Figure record listings:
====================

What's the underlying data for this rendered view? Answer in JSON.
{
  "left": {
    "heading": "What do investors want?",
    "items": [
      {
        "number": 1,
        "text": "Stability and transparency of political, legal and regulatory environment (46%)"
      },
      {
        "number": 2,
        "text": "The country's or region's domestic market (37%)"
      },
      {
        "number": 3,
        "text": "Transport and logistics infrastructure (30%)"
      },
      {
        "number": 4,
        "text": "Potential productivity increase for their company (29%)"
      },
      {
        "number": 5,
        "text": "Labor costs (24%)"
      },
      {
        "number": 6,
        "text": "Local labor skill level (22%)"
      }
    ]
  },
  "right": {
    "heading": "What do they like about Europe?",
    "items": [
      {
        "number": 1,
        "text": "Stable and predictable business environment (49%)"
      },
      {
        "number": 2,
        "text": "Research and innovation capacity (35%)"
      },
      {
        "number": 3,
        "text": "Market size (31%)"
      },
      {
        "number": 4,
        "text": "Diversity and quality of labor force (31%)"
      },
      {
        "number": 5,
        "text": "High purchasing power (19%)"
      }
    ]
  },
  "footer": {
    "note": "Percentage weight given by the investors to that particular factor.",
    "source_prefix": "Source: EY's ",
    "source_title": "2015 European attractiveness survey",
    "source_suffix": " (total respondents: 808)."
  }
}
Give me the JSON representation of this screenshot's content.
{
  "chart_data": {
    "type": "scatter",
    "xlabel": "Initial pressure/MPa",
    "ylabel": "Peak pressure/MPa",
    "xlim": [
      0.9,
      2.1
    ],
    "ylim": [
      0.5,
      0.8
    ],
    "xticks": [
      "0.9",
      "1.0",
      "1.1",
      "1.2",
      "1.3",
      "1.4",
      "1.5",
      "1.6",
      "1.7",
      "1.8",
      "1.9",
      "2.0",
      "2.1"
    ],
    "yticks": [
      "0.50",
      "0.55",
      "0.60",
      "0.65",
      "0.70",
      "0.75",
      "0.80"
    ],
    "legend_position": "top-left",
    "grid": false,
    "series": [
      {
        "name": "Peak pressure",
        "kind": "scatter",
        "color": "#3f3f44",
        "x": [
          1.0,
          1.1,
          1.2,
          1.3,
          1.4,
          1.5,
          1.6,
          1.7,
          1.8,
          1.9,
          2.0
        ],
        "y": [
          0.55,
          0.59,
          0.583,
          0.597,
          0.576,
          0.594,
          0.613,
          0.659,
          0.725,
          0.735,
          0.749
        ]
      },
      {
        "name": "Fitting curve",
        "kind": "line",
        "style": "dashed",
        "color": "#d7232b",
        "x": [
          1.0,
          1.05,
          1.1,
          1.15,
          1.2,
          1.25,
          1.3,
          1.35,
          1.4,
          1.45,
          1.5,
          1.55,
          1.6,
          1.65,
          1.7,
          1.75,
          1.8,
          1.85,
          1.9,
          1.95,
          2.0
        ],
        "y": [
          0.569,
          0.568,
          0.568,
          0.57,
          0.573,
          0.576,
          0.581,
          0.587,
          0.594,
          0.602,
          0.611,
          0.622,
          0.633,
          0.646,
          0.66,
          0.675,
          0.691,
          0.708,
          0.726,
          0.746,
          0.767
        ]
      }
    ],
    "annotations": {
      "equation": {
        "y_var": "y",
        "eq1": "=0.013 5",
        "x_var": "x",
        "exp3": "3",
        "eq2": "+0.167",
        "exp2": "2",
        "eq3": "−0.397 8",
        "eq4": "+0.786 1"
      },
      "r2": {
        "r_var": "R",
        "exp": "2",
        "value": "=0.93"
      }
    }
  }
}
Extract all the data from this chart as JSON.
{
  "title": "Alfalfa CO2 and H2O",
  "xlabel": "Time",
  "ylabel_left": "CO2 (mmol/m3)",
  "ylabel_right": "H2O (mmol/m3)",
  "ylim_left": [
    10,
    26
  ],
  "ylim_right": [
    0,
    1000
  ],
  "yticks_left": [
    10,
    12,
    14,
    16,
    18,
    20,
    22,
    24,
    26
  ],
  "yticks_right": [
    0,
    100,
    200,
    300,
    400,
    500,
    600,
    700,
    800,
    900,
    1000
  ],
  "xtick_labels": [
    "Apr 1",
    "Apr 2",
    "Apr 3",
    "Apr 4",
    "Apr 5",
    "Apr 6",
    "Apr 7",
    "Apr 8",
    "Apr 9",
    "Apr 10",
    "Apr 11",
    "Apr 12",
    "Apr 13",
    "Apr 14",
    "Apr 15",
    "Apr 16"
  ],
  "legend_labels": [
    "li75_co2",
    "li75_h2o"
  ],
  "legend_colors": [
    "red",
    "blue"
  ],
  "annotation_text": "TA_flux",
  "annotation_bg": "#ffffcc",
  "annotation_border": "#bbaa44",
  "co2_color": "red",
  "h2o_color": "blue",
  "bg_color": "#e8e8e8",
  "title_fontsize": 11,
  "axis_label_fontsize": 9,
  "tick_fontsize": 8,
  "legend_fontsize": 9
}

====================

Repeat the records above exactly, from the first line to the last.

■ RESPONSE
What's the underlying data for this rendered view? Answer in JSON.
{
  "left": {
    "heading": "What do investors want?",
    "items": [
      {
        "number": 1,
        "text": "Stability and transparency of political, legal and regulatory environment (46%)"
      },
      {
        "number": 2,
        "text": "The country's or region's domestic market (37%)"
      },
      {
        "number": 3,
        "text": "Transport and logistics infrastructure (30%)"
      },
      {
        "number": 4,
        "text": "Potential productivity increase for their company (29%)"
      },
      {
        "number": 5,
        "text": "Labor costs (24%)"
      },
      {
        "number": 6,
        "text": "Local labor skill level (22%)"
      }
    ]
  },
  "right": {
    "heading": "What do they like about Europe?",
    "items": [
      {
        "number": 1,
        "text": "Stable and predictable business environment (49%)"
      },
      {
        "number": 2,
        "text": "Research and innovation capacity (35%)"
      },
      {
        "number": 3,
        "text": "Market size (31%)"
      },
      {
        "number": 4,
        "text": "Diversity and quality of labor force (31%)"
      },
      {
        "number": 5,
        "text": "High purchasing power (19%)"
      }
    ]
  },
  "footer": {
    "note": "Percentage weight given by the investors to that particular factor.",
    "source_prefix": "Source: EY's ",
    "source_title": "2015 European attractiveness survey",
    "source_suffix": " (total respondents: 808)."
  }
}
Give me the JSON representation of this screenshot's content.
{
  "chart_data": {
    "type": "scatter",
    "xlabel": "Initial pressure/MPa",
    "ylabel": "Peak pressure/MPa",
    "xlim": [
      0.9,
      2.1
    ],
    "ylim": [
      0.5,
      0.8
    ],
    "xticks": [
      "0.9",
      "1.0",
      "1.1",
      "1.2",
      "1.3",
      "1.4",
      "1.5",
      "1.6",
      "1.7",
      "1.8",
      "1.9",
      "2.0",
      "2.1"
    ],
    "yticks": [
      "0.50",
      "0.55",
      "0.60",
      "0.65",
      "0.70",
      "0.75",
      "0.80"
    ],
    "legend_position": "top-left",
    "grid": false,
    "series": [
      {
        "name": "Peak pressure",
        "kind": "scatter",
        "color": "#3f3f44",
        "x": [
          1.0,
          1.1,
          1.2,
          1.3,
          1.4,
          1.5,
          1.6,
          1.7,
          1.8,
          1.9,
          2.0
        ],
        "y": [
          0.55,
          0.59,
          0.583,
          0.597,
          0.576,
          0.594,
          0.613,
          0.659,
          0.725,
          0.735,
          0.749
        ]
      },
      {
        "name": "Fitting curve",
        "kind": "line",
        "style": "dashed",
        "color": "#d7232b",
        "x": [
          1.0,
          1.05,
          1.1,
          1.15,
          1.2,
          1.25,
          1.3,
          1.35,
          1.4,
          1.45,
          1.5,
          1.55,
          1.6,
          1.65,
          1.7,
          1.75,
          1.8,
          1.85,
          1.9,
          1.95,
          2.0
        ],
        "y": [
          0.569,
          0.568,
          0.568,
          0.57,
          0.573,
          0.576,
          0.581,
          0.587,
          0.594,
          0.602,
          0.611,
          0.622,
          0.633,
          0.646,
          0.66,
          0.675,
          0.691,
          0.708,
          0.726,
          0.746,
          0.767
        ]
      }
    ],
    "annotations": {
      "equation": {
        "y_var": "y",
        "eq1": "=0.013 5",
        "x_var": "x",
        "exp3": "3",
        "eq2": "+0.167",
        "exp2": "2",
        "eq3": "−0.397 8",
        "eq4": "+0.786 1"
      },
      "r2": {
        "r_var": "R",
        "exp": "2",
        "value": "=0.93"
      }
    }
  }
}
Extract all the data from this chart as JSON.
{
  "title": "Alfalfa CO2 and H2O",
  "xlabel": "Time",
  "ylabel_left": "CO2 (mmol/m3)",
  "ylabel_right": "H2O (mmol/m3)",
  "ylim_left": [
    10,
    26
  ],
  "ylim_right": [
    0,
    1000
  ],
  "yticks_left": [
    10,
    12,
    14,
    16,
    18,
    20,
    22,
    24,
    26
  ],
  "yticks_right": [
    0,
    100,
    200,
    300,
    400,
    500,
    600,
    700,
    800,
    900,
    1000
  ],
  "xtick_labels": [
    "Apr 1",
    "Apr 2",
    "Apr 3",
    "Apr 4",
    "Apr 5",
    "Apr 6",
    "Apr 7",
    "Apr 8",
    "Apr 9",
    "Apr 10",
    "Apr 11",
    "Apr 12",
    "Apr 13",
    "Apr 14",
    "Apr 15",
    "Apr 16"
  ],
  "legend_labels": [
    "li75_co2",
    "li75_h2o"
  ],
  "legend_colors": [
    "red",
    "blue"
  ],
  "annotation_text": "TA_flux",
  "annotation_bg": "#ffffcc",
  "annotation_border": "#bbaa44",
  "co2_color": "red",
  "h2o_color": "blue",
  "bg_color": "#e8e8e8",
  "title_fontsize": 11,
  "axis_label_fontsize": 9,
  "tick_fontsize": 8,
  "legend_fontsize": 9
}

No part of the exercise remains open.